◆ STATED GOAL ◆
Out of the lines below, please list those that hold the string "ـــون".

◆ RECORDS TO PROCESS ◆
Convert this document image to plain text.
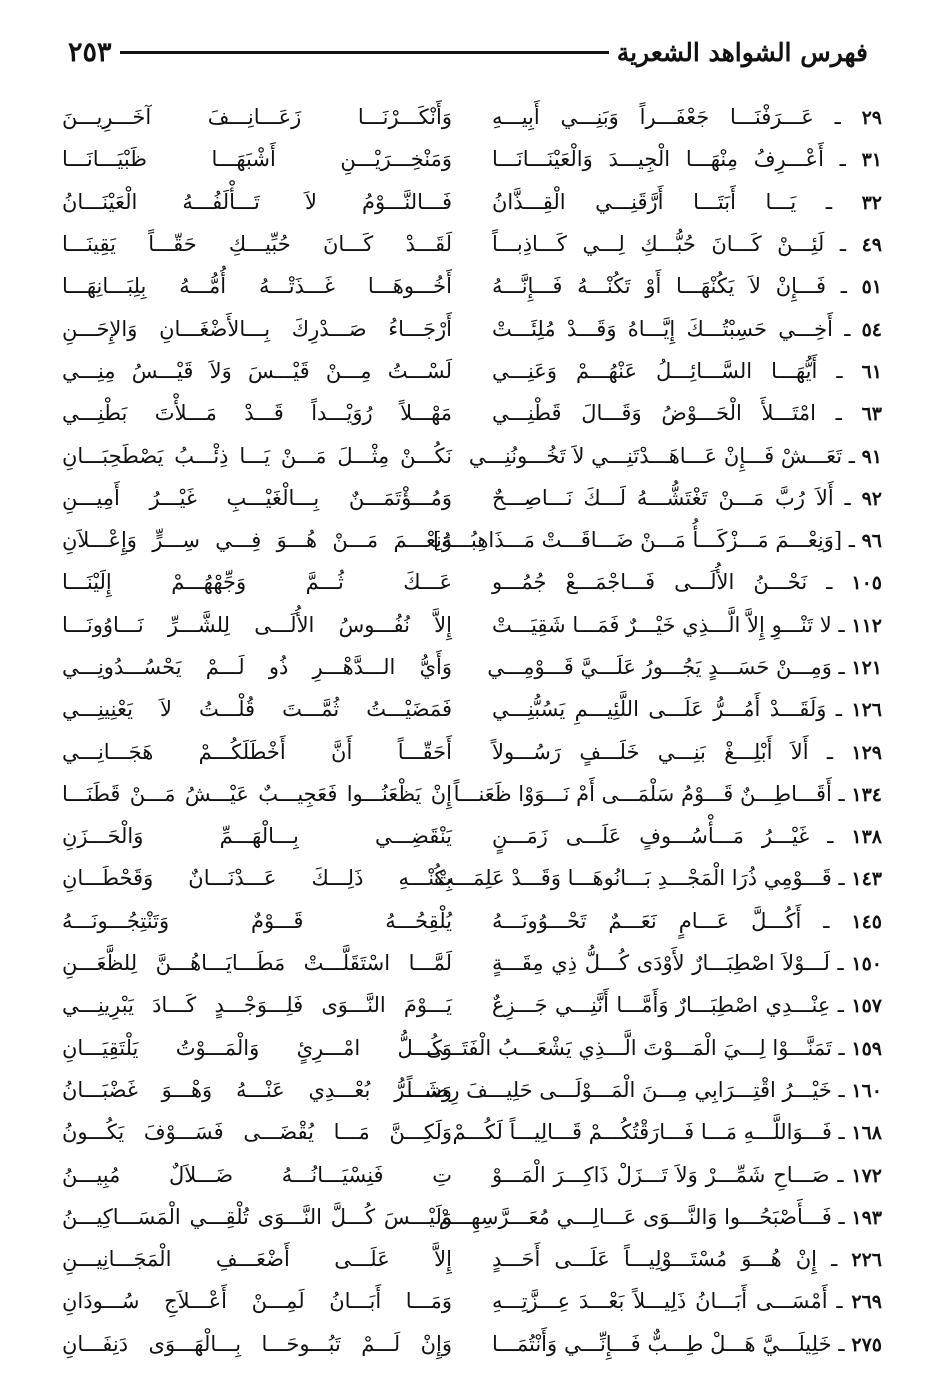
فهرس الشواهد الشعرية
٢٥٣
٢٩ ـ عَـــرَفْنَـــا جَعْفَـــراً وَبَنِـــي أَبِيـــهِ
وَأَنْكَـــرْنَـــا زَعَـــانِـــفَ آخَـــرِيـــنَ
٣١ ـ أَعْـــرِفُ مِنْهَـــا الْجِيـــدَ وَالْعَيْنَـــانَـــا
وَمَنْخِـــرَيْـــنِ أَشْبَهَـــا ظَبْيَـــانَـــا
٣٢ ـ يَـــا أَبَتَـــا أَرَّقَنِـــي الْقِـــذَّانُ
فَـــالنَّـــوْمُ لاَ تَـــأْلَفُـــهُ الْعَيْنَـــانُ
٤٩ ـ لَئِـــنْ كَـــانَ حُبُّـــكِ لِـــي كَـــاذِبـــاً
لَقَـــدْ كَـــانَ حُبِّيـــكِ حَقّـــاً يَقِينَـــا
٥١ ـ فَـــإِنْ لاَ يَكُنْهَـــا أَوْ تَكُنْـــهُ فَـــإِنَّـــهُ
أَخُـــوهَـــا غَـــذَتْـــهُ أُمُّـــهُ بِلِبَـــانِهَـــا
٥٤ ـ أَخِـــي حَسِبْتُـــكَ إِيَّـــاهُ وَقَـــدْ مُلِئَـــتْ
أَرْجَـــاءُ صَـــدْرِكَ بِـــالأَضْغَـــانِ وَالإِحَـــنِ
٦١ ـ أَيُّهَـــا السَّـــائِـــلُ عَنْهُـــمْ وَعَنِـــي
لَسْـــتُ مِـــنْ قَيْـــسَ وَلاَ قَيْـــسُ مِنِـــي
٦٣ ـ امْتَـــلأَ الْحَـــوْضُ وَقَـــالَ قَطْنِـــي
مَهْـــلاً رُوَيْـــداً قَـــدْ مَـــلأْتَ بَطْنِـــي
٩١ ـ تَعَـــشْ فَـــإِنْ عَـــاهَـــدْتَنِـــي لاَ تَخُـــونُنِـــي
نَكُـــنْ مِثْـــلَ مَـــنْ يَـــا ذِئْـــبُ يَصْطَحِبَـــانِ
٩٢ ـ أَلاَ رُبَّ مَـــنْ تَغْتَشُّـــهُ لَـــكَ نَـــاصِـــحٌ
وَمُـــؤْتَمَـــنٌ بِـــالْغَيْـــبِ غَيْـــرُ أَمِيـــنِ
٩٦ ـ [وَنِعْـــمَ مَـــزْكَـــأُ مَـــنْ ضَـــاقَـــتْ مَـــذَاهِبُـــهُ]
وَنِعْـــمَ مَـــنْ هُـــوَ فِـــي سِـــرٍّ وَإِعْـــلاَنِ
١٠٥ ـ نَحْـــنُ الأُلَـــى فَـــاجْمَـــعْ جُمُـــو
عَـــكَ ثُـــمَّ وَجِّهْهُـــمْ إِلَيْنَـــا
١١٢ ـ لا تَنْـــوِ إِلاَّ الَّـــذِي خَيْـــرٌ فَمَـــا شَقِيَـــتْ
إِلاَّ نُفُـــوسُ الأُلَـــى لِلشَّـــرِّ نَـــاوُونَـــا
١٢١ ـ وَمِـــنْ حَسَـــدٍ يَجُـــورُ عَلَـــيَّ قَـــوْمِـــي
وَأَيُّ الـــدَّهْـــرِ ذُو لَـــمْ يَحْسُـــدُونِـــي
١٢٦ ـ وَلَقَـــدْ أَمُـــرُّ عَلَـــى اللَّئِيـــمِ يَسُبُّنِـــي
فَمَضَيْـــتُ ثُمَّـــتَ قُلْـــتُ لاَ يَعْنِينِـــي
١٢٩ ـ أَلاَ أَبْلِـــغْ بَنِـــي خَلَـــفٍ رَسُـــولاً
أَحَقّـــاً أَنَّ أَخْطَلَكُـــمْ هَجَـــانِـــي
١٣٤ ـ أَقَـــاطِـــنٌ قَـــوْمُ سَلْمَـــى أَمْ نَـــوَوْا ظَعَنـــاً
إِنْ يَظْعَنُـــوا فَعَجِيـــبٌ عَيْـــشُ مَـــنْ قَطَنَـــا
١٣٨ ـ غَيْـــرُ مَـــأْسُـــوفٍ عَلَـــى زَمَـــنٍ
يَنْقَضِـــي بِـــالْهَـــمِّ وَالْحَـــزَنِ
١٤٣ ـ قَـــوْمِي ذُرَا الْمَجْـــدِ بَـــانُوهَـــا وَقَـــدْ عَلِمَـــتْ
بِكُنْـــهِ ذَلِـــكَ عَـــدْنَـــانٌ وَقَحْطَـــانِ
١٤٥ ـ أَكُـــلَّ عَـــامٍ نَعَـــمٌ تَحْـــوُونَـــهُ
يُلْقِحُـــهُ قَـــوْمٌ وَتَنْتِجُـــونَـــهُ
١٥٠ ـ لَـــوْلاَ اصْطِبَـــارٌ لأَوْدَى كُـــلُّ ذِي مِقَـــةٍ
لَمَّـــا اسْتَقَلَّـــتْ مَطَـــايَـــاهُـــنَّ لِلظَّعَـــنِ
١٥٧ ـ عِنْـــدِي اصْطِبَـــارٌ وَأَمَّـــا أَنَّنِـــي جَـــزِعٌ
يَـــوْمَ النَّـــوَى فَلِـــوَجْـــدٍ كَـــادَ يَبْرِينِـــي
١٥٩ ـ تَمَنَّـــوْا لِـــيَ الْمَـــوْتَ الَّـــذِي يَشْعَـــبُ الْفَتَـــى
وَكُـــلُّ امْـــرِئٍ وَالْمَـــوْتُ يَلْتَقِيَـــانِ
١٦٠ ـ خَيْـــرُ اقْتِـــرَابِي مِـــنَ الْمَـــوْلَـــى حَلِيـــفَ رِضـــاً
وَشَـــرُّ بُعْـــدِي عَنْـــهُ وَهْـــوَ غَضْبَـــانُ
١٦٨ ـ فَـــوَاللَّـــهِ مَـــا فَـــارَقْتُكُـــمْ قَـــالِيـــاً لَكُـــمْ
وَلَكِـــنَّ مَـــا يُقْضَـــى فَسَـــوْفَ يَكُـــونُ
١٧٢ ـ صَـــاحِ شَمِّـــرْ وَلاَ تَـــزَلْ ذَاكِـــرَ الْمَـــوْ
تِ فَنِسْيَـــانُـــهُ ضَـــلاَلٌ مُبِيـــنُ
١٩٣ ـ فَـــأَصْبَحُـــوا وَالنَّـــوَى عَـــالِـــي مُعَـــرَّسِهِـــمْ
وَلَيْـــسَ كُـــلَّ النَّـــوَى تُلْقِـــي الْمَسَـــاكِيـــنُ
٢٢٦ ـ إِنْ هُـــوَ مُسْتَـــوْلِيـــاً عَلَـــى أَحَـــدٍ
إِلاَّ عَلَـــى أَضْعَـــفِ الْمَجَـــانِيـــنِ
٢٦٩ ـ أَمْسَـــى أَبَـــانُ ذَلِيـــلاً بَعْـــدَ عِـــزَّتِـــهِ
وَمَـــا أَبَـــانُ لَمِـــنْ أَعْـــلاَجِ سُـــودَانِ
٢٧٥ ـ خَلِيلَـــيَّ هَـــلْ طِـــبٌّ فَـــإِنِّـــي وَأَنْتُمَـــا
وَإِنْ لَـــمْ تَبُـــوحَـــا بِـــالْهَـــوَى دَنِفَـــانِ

◆ TASK OUTPUT ◆
٩١ ـ تَعَـــشْ فَـــإِنْ عَـــاهَـــدْتَنِـــي لاَ تَخُـــونُنِـــي
يُلْقِحُـــهُ قَـــوْمٌ وَتَنْتِجُـــونَـــهُ
وَلَكِـــنَّ مَـــا يُقْضَـــى فَسَـــوْفَ يَكُـــونُ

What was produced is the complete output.